> **Exercise**
Repeat the material below exactly, with no pictures.
══ Data lines ══
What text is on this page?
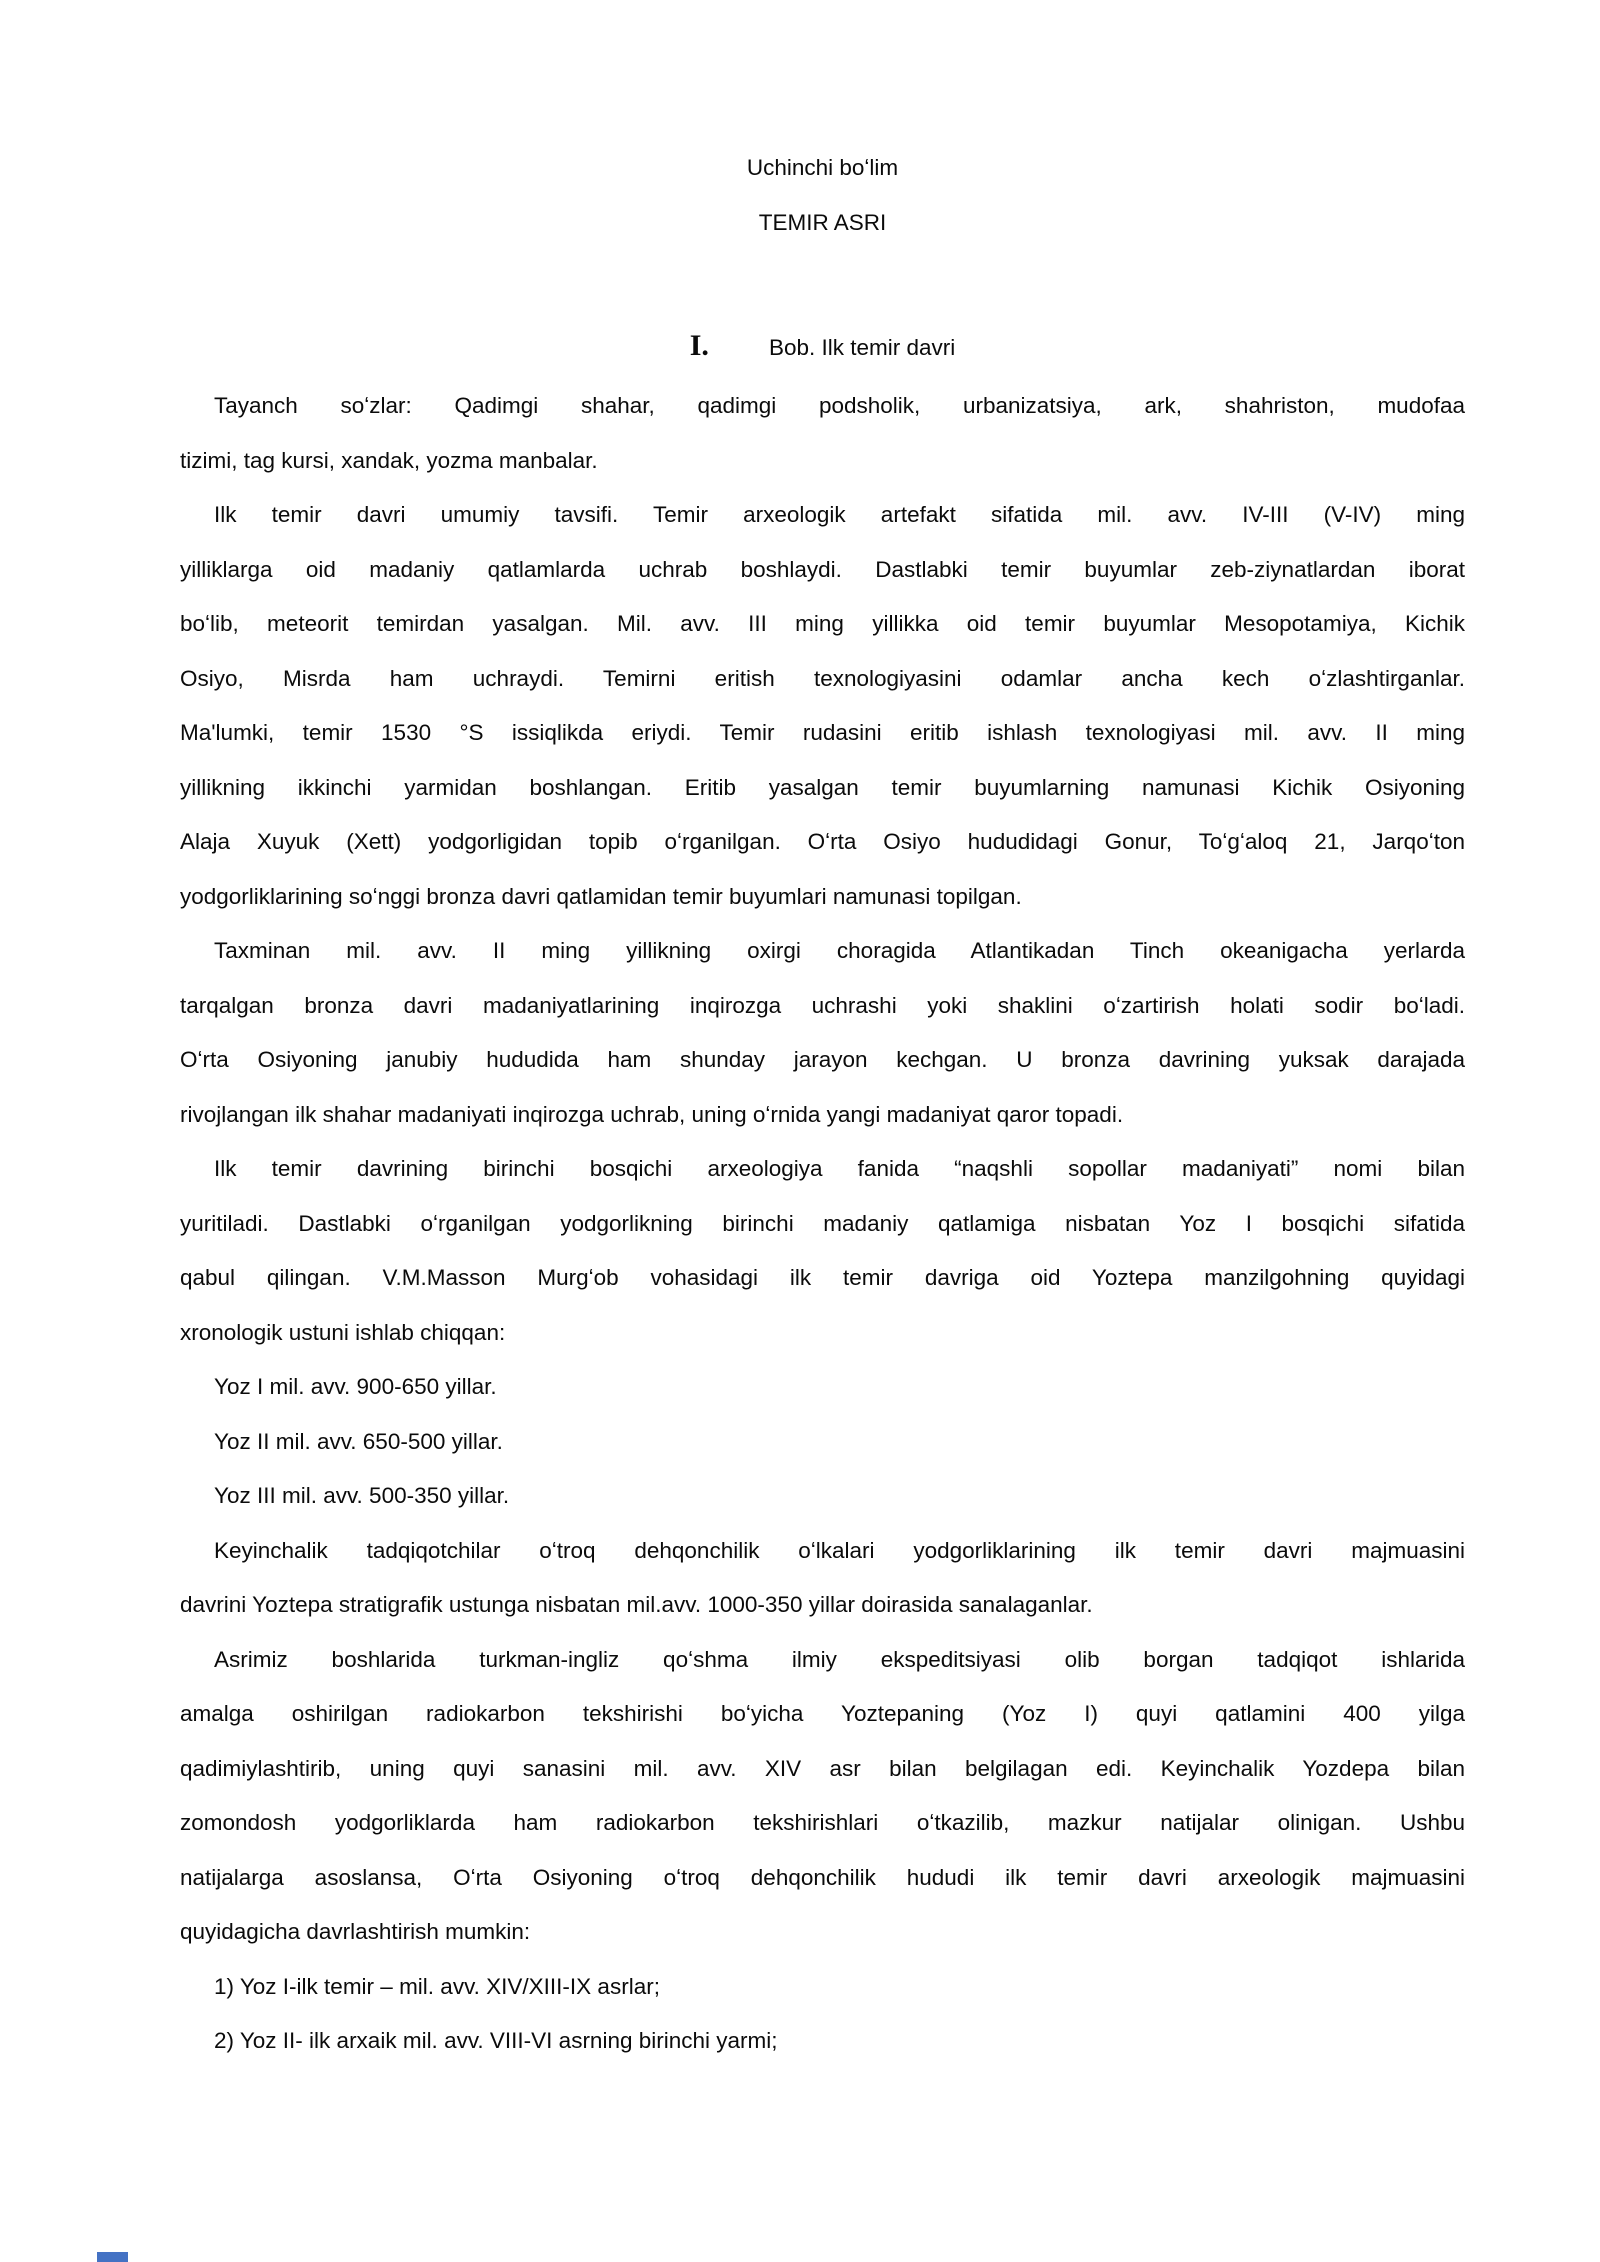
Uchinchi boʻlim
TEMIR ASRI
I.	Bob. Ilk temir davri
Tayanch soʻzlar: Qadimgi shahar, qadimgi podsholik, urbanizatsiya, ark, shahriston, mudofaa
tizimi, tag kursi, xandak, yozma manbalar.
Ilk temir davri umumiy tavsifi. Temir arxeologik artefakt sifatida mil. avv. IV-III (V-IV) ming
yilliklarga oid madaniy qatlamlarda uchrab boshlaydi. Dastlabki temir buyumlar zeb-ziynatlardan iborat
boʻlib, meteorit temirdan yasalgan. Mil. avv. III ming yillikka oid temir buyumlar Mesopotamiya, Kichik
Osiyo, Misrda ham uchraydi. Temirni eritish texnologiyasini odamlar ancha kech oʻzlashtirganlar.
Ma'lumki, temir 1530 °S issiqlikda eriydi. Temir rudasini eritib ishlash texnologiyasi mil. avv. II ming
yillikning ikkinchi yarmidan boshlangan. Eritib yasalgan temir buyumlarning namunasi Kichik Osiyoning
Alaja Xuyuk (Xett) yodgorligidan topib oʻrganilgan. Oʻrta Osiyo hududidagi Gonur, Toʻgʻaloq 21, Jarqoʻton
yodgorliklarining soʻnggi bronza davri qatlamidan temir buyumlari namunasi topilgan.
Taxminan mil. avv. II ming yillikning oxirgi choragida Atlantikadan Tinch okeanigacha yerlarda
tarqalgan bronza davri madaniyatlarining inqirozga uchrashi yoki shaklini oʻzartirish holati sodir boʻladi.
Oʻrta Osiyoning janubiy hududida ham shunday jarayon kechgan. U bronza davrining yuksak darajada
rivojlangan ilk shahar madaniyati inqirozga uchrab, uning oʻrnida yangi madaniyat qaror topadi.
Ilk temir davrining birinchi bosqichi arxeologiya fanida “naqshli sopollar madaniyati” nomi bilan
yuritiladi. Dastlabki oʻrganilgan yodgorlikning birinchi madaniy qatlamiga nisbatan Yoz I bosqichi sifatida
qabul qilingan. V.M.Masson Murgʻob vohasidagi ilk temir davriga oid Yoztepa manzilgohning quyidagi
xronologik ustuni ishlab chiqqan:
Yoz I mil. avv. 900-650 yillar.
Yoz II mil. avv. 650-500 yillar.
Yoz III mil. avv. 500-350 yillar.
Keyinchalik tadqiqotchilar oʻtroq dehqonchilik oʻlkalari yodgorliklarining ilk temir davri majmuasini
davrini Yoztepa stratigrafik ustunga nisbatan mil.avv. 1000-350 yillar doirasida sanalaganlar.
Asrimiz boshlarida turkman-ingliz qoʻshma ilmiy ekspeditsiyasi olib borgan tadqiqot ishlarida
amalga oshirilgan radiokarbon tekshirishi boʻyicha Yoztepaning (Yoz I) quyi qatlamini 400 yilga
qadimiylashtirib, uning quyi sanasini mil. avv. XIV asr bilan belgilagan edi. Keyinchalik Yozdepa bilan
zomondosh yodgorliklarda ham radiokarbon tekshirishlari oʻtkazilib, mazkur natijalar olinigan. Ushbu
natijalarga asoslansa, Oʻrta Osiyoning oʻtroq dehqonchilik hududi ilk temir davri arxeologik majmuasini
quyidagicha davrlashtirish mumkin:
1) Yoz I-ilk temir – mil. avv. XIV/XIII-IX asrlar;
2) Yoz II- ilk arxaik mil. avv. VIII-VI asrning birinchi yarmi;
═══
> **Response to the task**
What text is on this page?
Uchinchi boʻlim
TEMIR ASRI
I.	Bob. Ilk temir davri
Tayanch soʻzlar: Qadimgi shahar, qadimgi podsholik, urbanizatsiya, ark, shahriston, mudofaa
tizimi, tag kursi, xandak, yozma manbalar.
Ilk temir davri umumiy tavsifi. Temir arxeologik artefakt sifatida mil. avv. IV-III (V-IV) ming
yilliklarga oid madaniy qatlamlarda uchrab boshlaydi. Dastlabki temir buyumlar zeb-ziynatlardan iborat
boʻlib, meteorit temirdan yasalgan. Mil. avv. III ming yillikka oid temir buyumlar Mesopotamiya, Kichik
Osiyo, Misrda ham uchraydi. Temirni eritish texnologiyasini odamlar ancha kech oʻzlashtirganlar.
Ma'lumki, temir 1530 °S issiqlikda eriydi. Temir rudasini eritib ishlash texnologiyasi mil. avv. II ming
yillikning ikkinchi yarmidan boshlangan. Eritib yasalgan temir buyumlarning namunasi Kichik Osiyoning
Alaja Xuyuk (Xett) yodgorligidan topib oʻrganilgan. Oʻrta Osiyo hududidagi Gonur, Toʻgʻaloq 21, Jarqoʻton
yodgorliklarining soʻnggi bronza davri qatlamidan temir buyumlari namunasi topilgan.
Taxminan mil. avv. II ming yillikning oxirgi choragida Atlantikadan Tinch okeanigacha yerlarda
tarqalgan bronza davri madaniyatlarining inqirozga uchrashi yoki shaklini oʻzartirish holati sodir boʻladi.
Oʻrta Osiyoning janubiy hududida ham shunday jarayon kechgan. U bronza davrining yuksak darajada
rivojlangan ilk shahar madaniyati inqirozga uchrab, uning oʻrnida yangi madaniyat qaror topadi.
Ilk temir davrining birinchi bosqichi arxeologiya fanida “naqshli sopollar madaniyati” nomi bilan
yuritiladi. Dastlabki oʻrganilgan yodgorlikning birinchi madaniy qatlamiga nisbatan Yoz I bosqichi sifatida
qabul qilingan. V.M.Masson Murgʻob vohasidagi ilk temir davriga oid Yoztepa manzilgohning quyidagi
xronologik ustuni ishlab chiqqan:
Yoz I mil. avv. 900-650 yillar.
Yoz II mil. avv. 650-500 yillar.
Yoz III mil. avv. 500-350 yillar.
Keyinchalik tadqiqotchilar oʻtroq dehqonchilik oʻlkalari yodgorliklarining ilk temir davri majmuasini
davrini Yoztepa stratigrafik ustunga nisbatan mil.avv. 1000-350 yillar doirasida sanalaganlar.
Asrimiz boshlarida turkman-ingliz qoʻshma ilmiy ekspeditsiyasi olib borgan tadqiqot ishlarida
amalga oshirilgan radiokarbon tekshirishi boʻyicha Yoztepaning (Yoz I) quyi qatlamini 400 yilga
qadimiylashtirib, uning quyi sanasini mil. avv. XIV asr bilan belgilagan edi. Keyinchalik Yozdepa bilan
zomondosh yodgorliklarda ham radiokarbon tekshirishlari oʻtkazilib, mazkur natijalar olinigan. Ushbu
natijalarga asoslansa, Oʻrta Osiyoning oʻtroq dehqonchilik hududi ilk temir davri arxeologik majmuasini
quyidagicha davrlashtirish mumkin:
1) Yoz I-ilk temir – mil. avv. XIV/XIII-IX asrlar;
2) Yoz II- ilk arxaik mil. avv. VIII-VI asrning birinchi yarmi;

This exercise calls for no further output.